We know much more than we did five years ago about which groups have superstrong approximation, and what the applications are when this is so. Sarnak’s paper from the same conference provides a good overview.
Idle speculation: superstrong approximation for Galois groups
Another way to express superstrong approximation is to say that Gamma has property tau with respect to the congruence quotients SL_n(Z/pZ).
In the survey paper, I wonder whether there is some way to talk about superstrong approximation for Galois groups with bounded ramification. For instance; let G be the Galois group of the maximal extension of Q which is tamely ramified everywhere, and unramified away from 2,3,5, and 7. OK, that’s some profinite group. I don’t know much about it. By Golod-Shafarevich I could prove it was infinite, unless I couldn’t, in which case I would toss in some more ramified primes until I could.
We could ask something like the following. Given any finite quotient Q of G, and any two elements of G whose images generated Q, we get a connected Cayley graph of degree 4 on the elements of Q, by means of those two elements and their inverses. Is there a uniform spectral gap for all those graphs?

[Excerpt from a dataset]
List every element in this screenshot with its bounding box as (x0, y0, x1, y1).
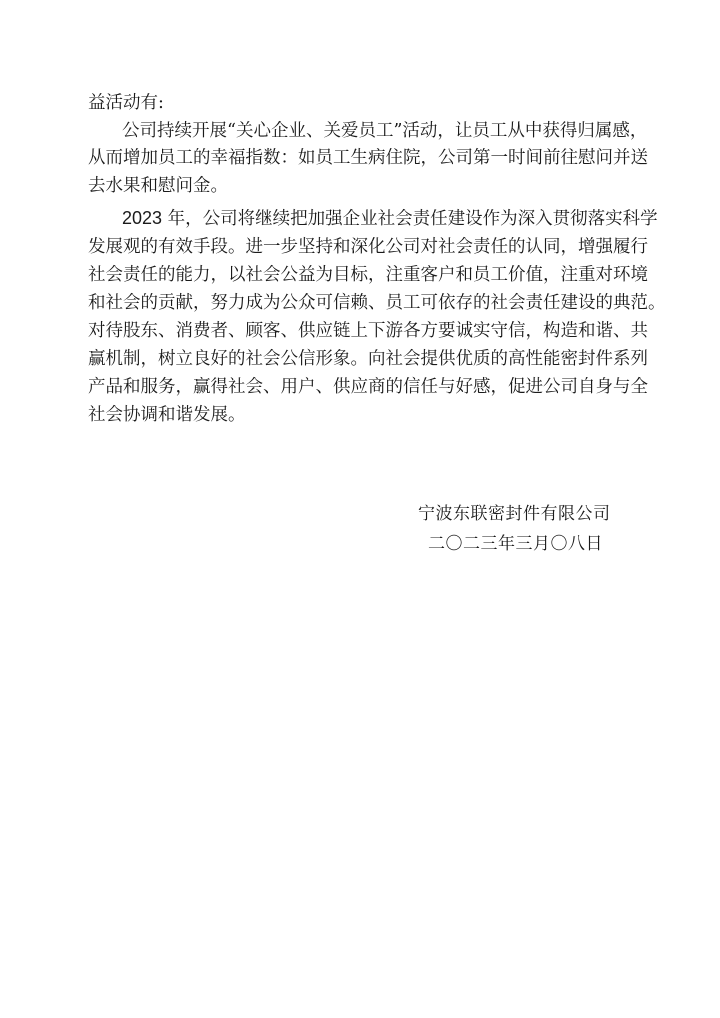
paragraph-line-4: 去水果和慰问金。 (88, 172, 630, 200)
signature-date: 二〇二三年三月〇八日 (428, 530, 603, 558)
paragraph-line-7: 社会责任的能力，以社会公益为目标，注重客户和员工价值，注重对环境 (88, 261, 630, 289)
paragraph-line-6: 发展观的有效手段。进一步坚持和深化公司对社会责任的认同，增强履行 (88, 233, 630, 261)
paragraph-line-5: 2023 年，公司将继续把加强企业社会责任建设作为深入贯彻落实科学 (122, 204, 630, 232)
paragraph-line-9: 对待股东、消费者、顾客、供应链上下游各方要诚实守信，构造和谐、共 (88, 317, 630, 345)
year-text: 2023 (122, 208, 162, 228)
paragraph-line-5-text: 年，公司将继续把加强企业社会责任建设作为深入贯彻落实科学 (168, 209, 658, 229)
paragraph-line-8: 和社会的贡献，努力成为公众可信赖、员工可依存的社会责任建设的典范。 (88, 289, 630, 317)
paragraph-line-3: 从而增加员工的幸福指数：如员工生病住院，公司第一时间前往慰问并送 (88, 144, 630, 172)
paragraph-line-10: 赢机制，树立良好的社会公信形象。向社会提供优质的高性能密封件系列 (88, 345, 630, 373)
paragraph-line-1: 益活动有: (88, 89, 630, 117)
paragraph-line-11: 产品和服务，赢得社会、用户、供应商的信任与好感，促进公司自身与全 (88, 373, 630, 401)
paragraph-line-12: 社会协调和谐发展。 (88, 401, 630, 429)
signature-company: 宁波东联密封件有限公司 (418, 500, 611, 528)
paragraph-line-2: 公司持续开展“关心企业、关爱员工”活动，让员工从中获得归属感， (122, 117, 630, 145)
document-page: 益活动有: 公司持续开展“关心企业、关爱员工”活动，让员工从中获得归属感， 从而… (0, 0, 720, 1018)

Problems:
**A)** Summarize the passage on superstrong approximation in two sentences.
**B)** Retype everything in the listing from the line containing "paragraph-line-4: 去水果和慰问金。 (88, 172, 630, 200)" down to the end of the listing.
The passage on superstrong approximation and the listing come from different sources.

Full solutions:
**A)** Much more is now known than five years earlier about which groups have superstrong approximation and what its applications are, and the property can be restated as Gamma having property tau with respect to the congruence quotients SL_n(Z/pZ). The writer wonders whether superstrong approximation makes sense for Galois groups with bounded ramification, such as the Galois group of the maximal extension of Q that is tamely ramified everywhere and unramified away from 2, 3, 5, and 7, asking whether the degree-4 Cayley graphs on its finite quotients have a uniform spectral gap.

**B)**
paragraph-line-4: 去水果和慰问金。 (88, 172, 630, 200)
signature-date: 二〇二三年三月〇八日 (428, 530, 603, 558)
paragraph-line-7: 社会责任的能力，以社会公益为目标，注重客户和员工价值，注重对环境 (88, 261, 630, 289)
paragraph-line-6: 发展观的有效手段。进一步坚持和深化公司对社会责任的认同，增强履行 (88, 233, 630, 261)
paragraph-line-5: 2023 年，公司将继续把加强企业社会责任建设作为深入贯彻落实科学 (122, 204, 630, 232)
paragraph-line-9: 对待股东、消费者、顾客、供应链上下游各方要诚实守信，构造和谐、共 (88, 317, 630, 345)
year-text: 2023 (122, 208, 162, 228)
paragraph-line-5-text: 年，公司将继续把加强企业社会责任建设作为深入贯彻落实科学 (168, 209, 658, 229)
paragraph-line-8: 和社会的贡献，努力成为公众可信赖、员工可依存的社会责任建设的典范。 (88, 289, 630, 317)
paragraph-line-3: 从而增加员工的幸福指数：如员工生病住院，公司第一时间前往慰问并送 (88, 144, 630, 172)
paragraph-line-10: 赢机制，树立良好的社会公信形象。向社会提供优质的高性能密封件系列 (88, 345, 630, 373)
paragraph-line-1: 益活动有: (88, 89, 630, 117)
paragraph-line-11: 产品和服务，赢得社会、用户、供应商的信任与好感，促进公司自身与全 (88, 373, 630, 401)
paragraph-line-12: 社会协调和谐发展。 (88, 401, 630, 429)
signature-company: 宁波东联密封件有限公司 (418, 500, 611, 528)
paragraph-line-2: 公司持续开展“关心企业、关爱员工”活动，让员工从中获得归属感， (122, 117, 630, 145)
document-page: 益活动有: 公司持续开展“关心企业、关爱员工”活动，让员工从中获得归属感， 从而… (0, 0, 720, 1018)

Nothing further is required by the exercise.